> **GIVEN EXERCISE**: Repeat every line of the listing below exactly, minus the pictures.

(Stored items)
#####

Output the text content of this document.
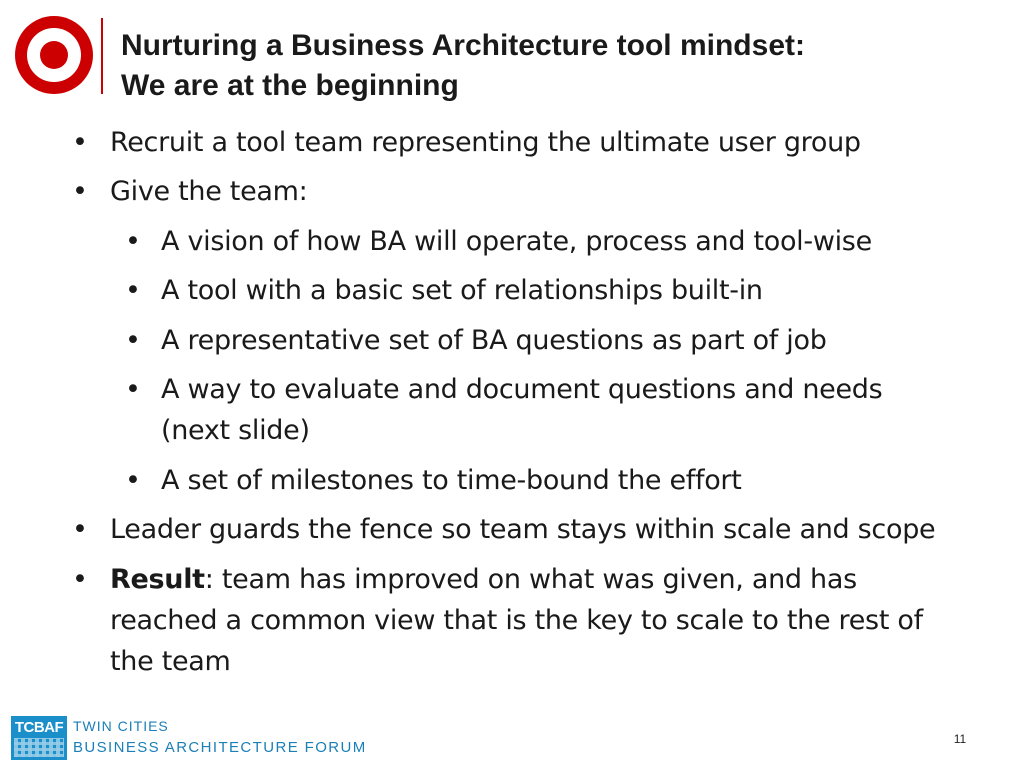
Nurturing a Business Architecture tool mindset:
We are at the beginning
• Recruit a tool team representing the ultimate user group
• Give the team:
• A vision of how BA will operate, process and tool-wise
• A tool with a basic set of relationships built-in
• A representative set of BA questions as part of job
• A way to evaluate and document questions and needs
(next slide)
• A set of milestones to time-bound the effort
• Leader guards the fence so team stays within scale and scope
• Result: team has improved on what was given, and has
reached a common view that is the key to scale to the rest of
the team
TCBAF TWIN CITIES
BUSINESS ARCHITECTURE FORUM	11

#####

> **TASK RESULT**:
Output the text content of this document.
Nurturing a Business Architecture tool mindset:
We are at the beginning
• Recruit a tool team representing the ultimate user group
• Give the team:
• A vision of how BA will operate, process and tool-wise
• A tool with a basic set of relationships built-in
• A representative set of BA questions as part of job
• A way to evaluate and document questions and needs
(next slide)
• A set of milestones to time-bound the effort
• Leader guards the fence so team stays within scale and scope
• Result: team has improved on what was given, and has
reached a common view that is the key to scale to the rest of
the team
TCBAF TWIN CITIES
BUSINESS ARCHITECTURE FORUM	11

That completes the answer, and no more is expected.